#### TASK INSTRUCTIONS:
Copy out all the lines exactly. Omit pictures.

#### RECORDS SUPPLIED:
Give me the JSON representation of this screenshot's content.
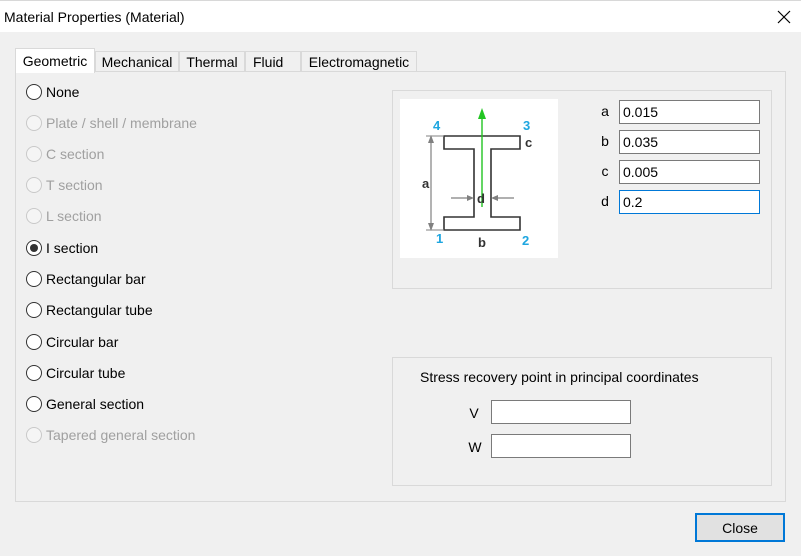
{
  "window": {
    "title": "Material Properties (Material)"
  },
  "tabs": [
    {
      "label": "Geometric",
      "active": true
    },
    {
      "label": "Mechanical",
      "active": false
    },
    {
      "label": "Thermal",
      "active": false
    },
    {
      "label": "Fluid",
      "active": false
    },
    {
      "label": "Electromagnetic",
      "active": false
    }
  ],
  "section_options": [
    {
      "label": "None",
      "checked": false,
      "enabled": true
    },
    {
      "label": "Plate / shell / membrane",
      "checked": false,
      "enabled": false
    },
    {
      "label": "C section",
      "checked": false,
      "enabled": false
    },
    {
      "label": "T section",
      "checked": false,
      "enabled": false
    },
    {
      "label": "L section",
      "checked": false,
      "enabled": false
    },
    {
      "label": "I section",
      "checked": true,
      "enabled": true
    },
    {
      "label": "Rectangular bar",
      "checked": false,
      "enabled": true
    },
    {
      "label": "Rectangular tube",
      "checked": false,
      "enabled": true
    },
    {
      "label": "Circular bar",
      "checked": false,
      "enabled": true
    },
    {
      "label": "Circular tube",
      "checked": false,
      "enabled": true
    },
    {
      "label": "General section",
      "checked": false,
      "enabled": true
    },
    {
      "label": "Tapered general section",
      "checked": false,
      "enabled": false
    }
  ],
  "diagram": {
    "dim_a": "a",
    "dim_b": "b",
    "dim_c": "c",
    "dim_d": "d",
    "point_1": "1",
    "point_2": "2",
    "point_3": "3",
    "point_4": "4",
    "colors": {
      "points": "#1ea6e0",
      "axis": "#22c522",
      "outline": "#333333"
    }
  },
  "params": [
    {
      "label": "a",
      "value": "0.015",
      "focused": false
    },
    {
      "label": "b",
      "value": "0.035",
      "focused": false
    },
    {
      "label": "c",
      "value": "0.005",
      "focused": false
    },
    {
      "label": "d",
      "value": "0.2",
      "focused": true
    }
  ],
  "stress_recovery": {
    "title": "Stress recovery point in principal coordinates",
    "v_label": "V",
    "w_label": "W",
    "v_value": "",
    "w_value": ""
  },
  "footer": {
    "close_label": "Close"
  },
  "icons": {
    "close": "close-icon"
  }
}
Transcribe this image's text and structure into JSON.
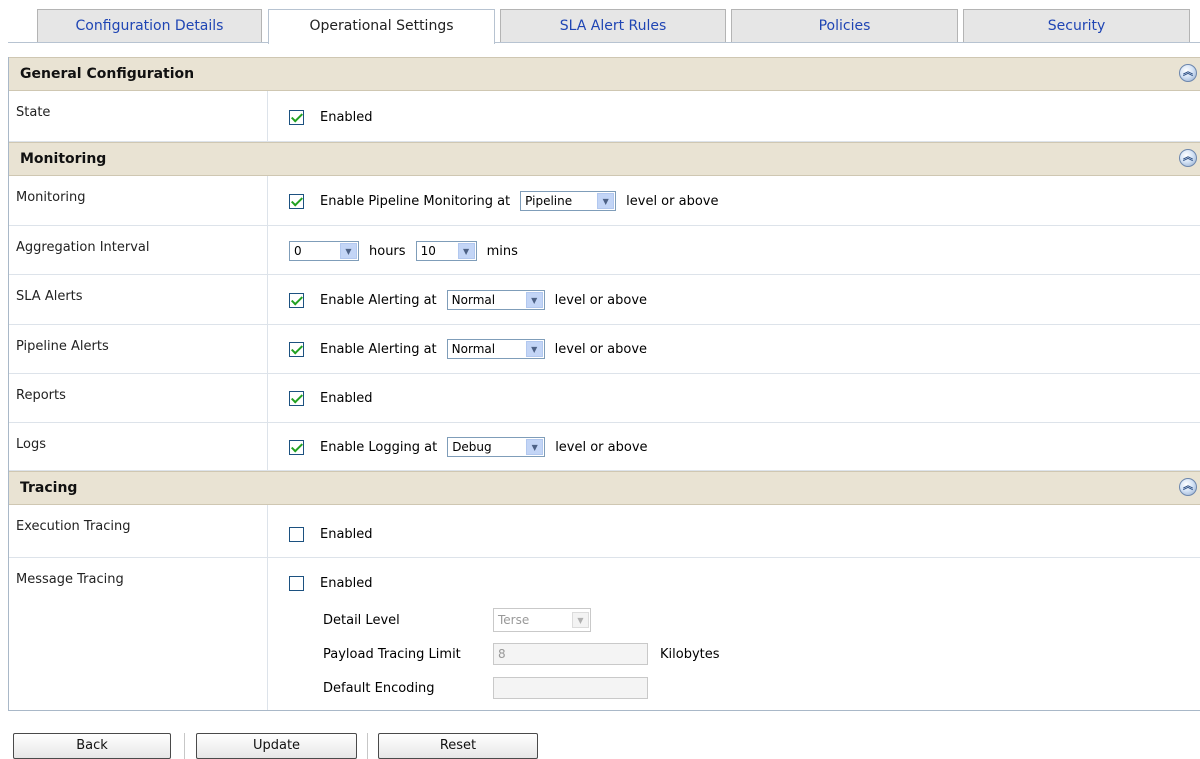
{
  "tabs": [
    {
      "label": "Configuration Details"
    },
    {
      "label": "Operational Settings"
    },
    {
      "label": "SLA Alert Rules"
    },
    {
      "label": "Policies"
    },
    {
      "label": "Security"
    }
  ],
  "active_tab": "Operational Settings",
  "sections": {
    "general": {
      "title": "General Configuration"
    },
    "monitoring": {
      "title": "Monitoring"
    },
    "tracing": {
      "title": "Tracing"
    }
  },
  "rows": {
    "state": {
      "label": "State",
      "checked": true,
      "text": "Enabled"
    },
    "monitoring": {
      "label": "Monitoring",
      "checked": true,
      "prefix": "Enable Pipeline Monitoring at",
      "select": "Pipeline",
      "suffix": "level or above"
    },
    "aggregation": {
      "label": "Aggregation Interval",
      "hours_select": "0",
      "hours_text": "hours",
      "mins_select": "10",
      "mins_text": "mins"
    },
    "sla_alerts": {
      "label": "SLA Alerts",
      "checked": true,
      "prefix": "Enable Alerting at",
      "select": "Normal",
      "suffix": "level or above"
    },
    "pipeline_alerts": {
      "label": "Pipeline Alerts",
      "checked": true,
      "prefix": "Enable Alerting at",
      "select": "Normal",
      "suffix": "level or above"
    },
    "reports": {
      "label": "Reports",
      "checked": true,
      "text": "Enabled"
    },
    "logs": {
      "label": "Logs",
      "checked": true,
      "prefix": "Enable Logging at",
      "select": "Debug",
      "suffix": "level or above"
    },
    "execution_tracing": {
      "label": "Execution Tracing",
      "checked": false,
      "text": "Enabled"
    },
    "message_tracing": {
      "label": "Message Tracing",
      "checked": false,
      "text": "Enabled",
      "detail_level_label": "Detail Level",
      "detail_level_value": "Terse",
      "payload_label": "Payload Tracing Limit",
      "payload_value": "8",
      "payload_unit": "Kilobytes",
      "encoding_label": "Default Encoding",
      "encoding_value": ""
    }
  },
  "buttons": {
    "back": "Back",
    "update": "Update",
    "reset": "Reset"
  },
  "colors": {
    "section_bg": "#e9e3d3",
    "tab_text": "#1f45b4",
    "check_green": "#21a121"
  }
}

#### TASK SOLUTION:
Give me the JSON representation of this screenshot's content.
{
  "window": {
    "title": "Material Properties (Material)"
  },
  "tabs": [
    {
      "label": "Geometric",
      "active": true
    },
    {
      "label": "Mechanical",
      "active": false
    },
    {
      "label": "Thermal",
      "active": false
    },
    {
      "label": "Fluid",
      "active": false
    },
    {
      "label": "Electromagnetic",
      "active": false
    }
  ],
  "section_options": [
    {
      "label": "None",
      "checked": false,
      "enabled": true
    },
    {
      "label": "Plate / shell / membrane",
      "checked": false,
      "enabled": false
    },
    {
      "label": "C section",
      "checked": false,
      "enabled": false
    },
    {
      "label": "T section",
      "checked": false,
      "enabled": false
    },
    {
      "label": "L section",
      "checked": false,
      "enabled": false
    },
    {
      "label": "I section",
      "checked": true,
      "enabled": true
    },
    {
      "label": "Rectangular bar",
      "checked": false,
      "enabled": true
    },
    {
      "label": "Rectangular tube",
      "checked": false,
      "enabled": true
    },
    {
      "label": "Circular bar",
      "checked": false,
      "enabled": true
    },
    {
      "label": "Circular tube",
      "checked": false,
      "enabled": true
    },
    {
      "label": "General section",
      "checked": false,
      "enabled": true
    },
    {
      "label": "Tapered general section",
      "checked": false,
      "enabled": false
    }
  ],
  "diagram": {
    "dim_a": "a",
    "dim_b": "b",
    "dim_c": "c",
    "dim_d": "d",
    "point_1": "1",
    "point_2": "2",
    "point_3": "3",
    "point_4": "4",
    "colors": {
      "points": "#1ea6e0",
      "axis": "#22c522",
      "outline": "#333333"
    }
  },
  "params": [
    {
      "label": "a",
      "value": "0.015",
      "focused": false
    },
    {
      "label": "b",
      "value": "0.035",
      "focused": false
    },
    {
      "label": "c",
      "value": "0.005",
      "focused": false
    },
    {
      "label": "d",
      "value": "0.2",
      "focused": true
    }
  ],
  "stress_recovery": {
    "title": "Stress recovery point in principal coordinates",
    "v_label": "V",
    "w_label": "W",
    "v_value": "",
    "w_value": ""
  },
  "footer": {
    "close_label": "Close"
  },
  "icons": {
    "close": "close-icon"
  }
}
Transcribe this image's text and structure into JSON.
{
  "tabs": [
    {
      "label": "Configuration Details"
    },
    {
      "label": "Operational Settings"
    },
    {
      "label": "SLA Alert Rules"
    },
    {
      "label": "Policies"
    },
    {
      "label": "Security"
    }
  ],
  "active_tab": "Operational Settings",
  "sections": {
    "general": {
      "title": "General Configuration"
    },
    "monitoring": {
      "title": "Monitoring"
    },
    "tracing": {
      "title": "Tracing"
    }
  },
  "rows": {
    "state": {
      "label": "State",
      "checked": true,
      "text": "Enabled"
    },
    "monitoring": {
      "label": "Monitoring",
      "checked": true,
      "prefix": "Enable Pipeline Monitoring at",
      "select": "Pipeline",
      "suffix": "level or above"
    },
    "aggregation": {
      "label": "Aggregation Interval",
      "hours_select": "0",
      "hours_text": "hours",
      "mins_select": "10",
      "mins_text": "mins"
    },
    "sla_alerts": {
      "label": "SLA Alerts",
      "checked": true,
      "prefix": "Enable Alerting at",
      "select": "Normal",
      "suffix": "level or above"
    },
    "pipeline_alerts": {
      "label": "Pipeline Alerts",
      "checked": true,
      "prefix": "Enable Alerting at",
      "select": "Normal",
      "suffix": "level or above"
    },
    "reports": {
      "label": "Reports",
      "checked": true,
      "text": "Enabled"
    },
    "logs": {
      "label": "Logs",
      "checked": true,
      "prefix": "Enable Logging at",
      "select": "Debug",
      "suffix": "level or above"
    },
    "execution_tracing": {
      "label": "Execution Tracing",
      "checked": false,
      "text": "Enabled"
    },
    "message_tracing": {
      "label": "Message Tracing",
      "checked": false,
      "text": "Enabled",
      "detail_level_label": "Detail Level",
      "detail_level_value": "Terse",
      "payload_label": "Payload Tracing Limit",
      "payload_value": "8",
      "payload_unit": "Kilobytes",
      "encoding_label": "Default Encoding",
      "encoding_value": ""
    }
  },
  "buttons": {
    "back": "Back",
    "update": "Update",
    "reset": "Reset"
  },
  "colors": {
    "section_bg": "#e9e3d3",
    "tab_text": "#1f45b4",
    "check_green": "#21a121"
  }
}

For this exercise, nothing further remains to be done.